Figure data in JSON
• • • •

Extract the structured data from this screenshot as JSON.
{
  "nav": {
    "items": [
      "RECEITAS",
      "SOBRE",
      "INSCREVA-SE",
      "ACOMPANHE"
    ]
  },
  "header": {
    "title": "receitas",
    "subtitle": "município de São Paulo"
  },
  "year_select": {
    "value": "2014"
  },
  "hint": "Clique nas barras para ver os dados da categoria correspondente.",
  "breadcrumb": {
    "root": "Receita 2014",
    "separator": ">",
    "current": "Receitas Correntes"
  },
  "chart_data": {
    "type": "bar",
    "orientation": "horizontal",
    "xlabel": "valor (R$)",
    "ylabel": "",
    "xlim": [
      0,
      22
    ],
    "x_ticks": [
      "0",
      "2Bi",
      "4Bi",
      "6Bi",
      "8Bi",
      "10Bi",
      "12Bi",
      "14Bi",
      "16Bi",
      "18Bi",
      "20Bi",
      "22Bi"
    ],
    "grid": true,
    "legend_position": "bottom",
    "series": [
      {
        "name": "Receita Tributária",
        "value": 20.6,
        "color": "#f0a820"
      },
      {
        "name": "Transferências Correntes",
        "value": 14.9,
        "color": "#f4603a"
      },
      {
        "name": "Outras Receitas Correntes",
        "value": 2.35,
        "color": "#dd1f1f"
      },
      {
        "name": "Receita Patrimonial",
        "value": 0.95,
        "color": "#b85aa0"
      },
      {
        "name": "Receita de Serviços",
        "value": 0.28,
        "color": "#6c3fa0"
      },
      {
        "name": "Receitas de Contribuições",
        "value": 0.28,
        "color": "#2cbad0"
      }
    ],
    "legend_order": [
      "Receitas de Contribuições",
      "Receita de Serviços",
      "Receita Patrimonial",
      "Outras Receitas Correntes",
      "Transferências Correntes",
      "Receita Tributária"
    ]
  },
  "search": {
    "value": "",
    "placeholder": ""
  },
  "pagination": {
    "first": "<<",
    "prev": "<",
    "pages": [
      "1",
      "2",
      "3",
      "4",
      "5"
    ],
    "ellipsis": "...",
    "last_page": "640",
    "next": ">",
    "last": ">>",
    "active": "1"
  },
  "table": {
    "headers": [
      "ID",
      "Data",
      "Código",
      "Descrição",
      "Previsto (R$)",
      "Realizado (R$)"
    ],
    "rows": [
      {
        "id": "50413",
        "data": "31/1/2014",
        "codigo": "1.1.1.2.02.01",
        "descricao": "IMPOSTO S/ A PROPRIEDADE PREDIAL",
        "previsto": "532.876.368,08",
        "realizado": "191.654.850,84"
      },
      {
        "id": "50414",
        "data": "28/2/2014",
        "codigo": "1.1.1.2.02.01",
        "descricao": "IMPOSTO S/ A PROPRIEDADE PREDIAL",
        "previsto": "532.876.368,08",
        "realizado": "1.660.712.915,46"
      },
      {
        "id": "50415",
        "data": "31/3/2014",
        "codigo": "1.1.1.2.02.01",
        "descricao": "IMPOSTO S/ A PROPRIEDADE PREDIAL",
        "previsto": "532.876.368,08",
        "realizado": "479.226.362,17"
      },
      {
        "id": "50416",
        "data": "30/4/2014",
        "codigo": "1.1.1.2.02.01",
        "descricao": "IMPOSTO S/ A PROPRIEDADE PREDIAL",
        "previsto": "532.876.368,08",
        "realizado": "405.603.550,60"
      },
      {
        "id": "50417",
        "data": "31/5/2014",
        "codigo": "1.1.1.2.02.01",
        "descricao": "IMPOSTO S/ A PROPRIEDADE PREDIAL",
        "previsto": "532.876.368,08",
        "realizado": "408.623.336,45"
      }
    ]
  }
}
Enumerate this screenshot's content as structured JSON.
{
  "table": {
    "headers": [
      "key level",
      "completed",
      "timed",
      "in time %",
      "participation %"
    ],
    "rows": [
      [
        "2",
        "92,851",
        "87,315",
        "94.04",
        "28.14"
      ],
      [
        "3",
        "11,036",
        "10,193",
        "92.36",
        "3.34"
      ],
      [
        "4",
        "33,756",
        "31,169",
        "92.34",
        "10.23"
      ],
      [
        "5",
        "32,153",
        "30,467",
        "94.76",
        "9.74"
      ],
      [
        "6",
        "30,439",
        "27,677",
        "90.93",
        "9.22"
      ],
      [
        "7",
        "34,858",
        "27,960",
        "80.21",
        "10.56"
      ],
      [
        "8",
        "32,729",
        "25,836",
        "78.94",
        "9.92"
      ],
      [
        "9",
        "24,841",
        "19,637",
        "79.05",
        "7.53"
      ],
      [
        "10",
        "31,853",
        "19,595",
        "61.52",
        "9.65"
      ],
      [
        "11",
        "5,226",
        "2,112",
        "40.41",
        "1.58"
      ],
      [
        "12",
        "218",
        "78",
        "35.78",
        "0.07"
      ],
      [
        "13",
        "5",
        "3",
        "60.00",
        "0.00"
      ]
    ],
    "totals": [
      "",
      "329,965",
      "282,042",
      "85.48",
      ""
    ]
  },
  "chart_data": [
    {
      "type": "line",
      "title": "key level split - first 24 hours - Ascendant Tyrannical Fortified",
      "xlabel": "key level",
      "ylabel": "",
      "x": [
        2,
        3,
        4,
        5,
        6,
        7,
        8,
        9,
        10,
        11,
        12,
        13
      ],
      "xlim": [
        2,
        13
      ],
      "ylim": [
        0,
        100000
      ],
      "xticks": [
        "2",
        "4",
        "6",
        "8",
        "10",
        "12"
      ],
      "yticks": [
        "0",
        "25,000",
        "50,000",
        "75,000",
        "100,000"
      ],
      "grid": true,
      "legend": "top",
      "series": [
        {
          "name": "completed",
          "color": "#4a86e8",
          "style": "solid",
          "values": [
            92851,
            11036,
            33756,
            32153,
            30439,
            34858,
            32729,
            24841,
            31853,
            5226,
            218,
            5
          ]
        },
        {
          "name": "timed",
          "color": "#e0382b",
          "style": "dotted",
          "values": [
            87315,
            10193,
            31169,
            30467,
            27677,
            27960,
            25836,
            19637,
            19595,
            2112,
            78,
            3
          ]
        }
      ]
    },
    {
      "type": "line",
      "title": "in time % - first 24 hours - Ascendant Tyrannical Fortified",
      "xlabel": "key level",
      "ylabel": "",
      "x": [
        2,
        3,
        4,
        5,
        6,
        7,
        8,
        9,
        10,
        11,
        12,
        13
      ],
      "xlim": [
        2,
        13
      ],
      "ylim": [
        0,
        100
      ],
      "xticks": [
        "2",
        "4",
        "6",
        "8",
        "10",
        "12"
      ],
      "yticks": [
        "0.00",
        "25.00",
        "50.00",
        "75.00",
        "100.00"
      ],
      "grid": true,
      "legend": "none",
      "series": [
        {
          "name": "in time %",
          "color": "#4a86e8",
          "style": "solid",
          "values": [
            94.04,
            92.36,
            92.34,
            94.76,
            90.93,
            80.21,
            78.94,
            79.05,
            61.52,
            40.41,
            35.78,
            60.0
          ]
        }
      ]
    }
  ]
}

• • • •

_WHAT IS ASKED_
Work out how many lines in the records above contain the word "Patrimonial", and give only that number.

_OUTPUT BELOW_
2